● **WHAT TO DO**
Transcribe the listing word for word.
- - -
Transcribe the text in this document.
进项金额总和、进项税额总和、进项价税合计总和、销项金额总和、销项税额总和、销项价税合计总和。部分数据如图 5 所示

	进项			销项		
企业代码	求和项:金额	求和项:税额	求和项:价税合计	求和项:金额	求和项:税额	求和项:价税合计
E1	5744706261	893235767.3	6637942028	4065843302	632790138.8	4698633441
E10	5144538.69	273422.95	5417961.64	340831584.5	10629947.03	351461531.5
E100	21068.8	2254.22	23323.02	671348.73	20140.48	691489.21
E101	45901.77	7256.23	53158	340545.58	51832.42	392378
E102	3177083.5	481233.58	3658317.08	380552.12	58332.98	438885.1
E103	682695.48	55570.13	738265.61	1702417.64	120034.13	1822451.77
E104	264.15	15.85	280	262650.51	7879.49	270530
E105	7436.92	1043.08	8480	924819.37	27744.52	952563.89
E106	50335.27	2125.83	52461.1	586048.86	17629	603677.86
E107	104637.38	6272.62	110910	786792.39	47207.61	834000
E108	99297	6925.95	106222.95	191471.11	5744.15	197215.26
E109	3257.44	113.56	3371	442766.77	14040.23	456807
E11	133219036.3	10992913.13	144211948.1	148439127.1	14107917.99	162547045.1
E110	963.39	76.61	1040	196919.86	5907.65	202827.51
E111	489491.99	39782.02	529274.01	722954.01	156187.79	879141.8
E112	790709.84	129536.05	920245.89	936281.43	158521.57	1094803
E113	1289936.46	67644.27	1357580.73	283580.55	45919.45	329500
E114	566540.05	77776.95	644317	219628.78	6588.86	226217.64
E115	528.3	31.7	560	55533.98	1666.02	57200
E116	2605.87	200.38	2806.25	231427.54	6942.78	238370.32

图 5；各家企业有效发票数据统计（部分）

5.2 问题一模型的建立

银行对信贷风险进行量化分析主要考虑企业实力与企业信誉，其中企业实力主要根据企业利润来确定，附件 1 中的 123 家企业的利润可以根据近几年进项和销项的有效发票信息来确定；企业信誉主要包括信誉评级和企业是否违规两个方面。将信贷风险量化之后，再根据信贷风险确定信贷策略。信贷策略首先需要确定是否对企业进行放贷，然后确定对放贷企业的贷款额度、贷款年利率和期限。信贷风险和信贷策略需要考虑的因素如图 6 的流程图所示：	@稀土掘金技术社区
- - -
● **EXPECTED OUTPUT**
Transcribe the text in this document.
进项金额总和、进项税额总和、进项价税合计总和、销项金额总和、销项税额总和、销项价税合计总和。部分数据如图 5 所示

	进项			销项		
企业代码	求和项:金额	求和项:税额	求和项:价税合计	求和项:金额	求和项:税额	求和项:价税合计
E1	5744706261	893235767.3	6637942028	4065843302	632790138.8	4698633441
E10	5144538.69	273422.95	5417961.64	340831584.5	10629947.03	351461531.5
E100	21068.8	2254.22	23323.02	671348.73	20140.48	691489.21
E101	45901.77	7256.23	53158	340545.58	51832.42	392378
E102	3177083.5	481233.58	3658317.08	380552.12	58332.98	438885.1
E103	682695.48	55570.13	738265.61	1702417.64	120034.13	1822451.77
E104	264.15	15.85	280	262650.51	7879.49	270530
E105	7436.92	1043.08	8480	924819.37	27744.52	952563.89
E106	50335.27	2125.83	52461.1	586048.86	17629	603677.86
E107	104637.38	6272.62	110910	786792.39	47207.61	834000
E108	99297	6925.95	106222.95	191471.11	5744.15	197215.26
E109	3257.44	113.56	3371	442766.77	14040.23	456807
E11	133219036.3	10992913.13	144211948.1	148439127.1	14107917.99	162547045.1
E110	963.39	76.61	1040	196919.86	5907.65	202827.51
E111	489491.99	39782.02	529274.01	722954.01	156187.79	879141.8
E112	790709.84	129536.05	920245.89	936281.43	158521.57	1094803
E113	1289936.46	67644.27	1357580.73	283580.55	45919.45	329500
E114	566540.05	77776.95	644317	219628.78	6588.86	226217.64
E115	528.3	31.7	560	55533.98	1666.02	57200
E116	2605.87	200.38	2806.25	231427.54	6942.78	238370.32

图 5；各家企业有效发票数据统计（部分）

5.2 问题一模型的建立

银行对信贷风险进行量化分析主要考虑企业实力与企业信誉，其中企业实力主要根据企业利润来确定，附件 1 中的 123 家企业的利润可以根据近几年进项和销项的有效发票信息来确定；企业信誉主要包括信誉评级和企业是否违规两个方面。将信贷风险量化之后，再根据信贷风险确定信贷策略。信贷策略首先需要确定是否对企业进行放贷，然后确定对放贷企业的贷款额度、贷款年利率和期限。信贷风险和信贷策略需要考虑的因素如图 6 的流程图所示：	@稀土掘金技术社区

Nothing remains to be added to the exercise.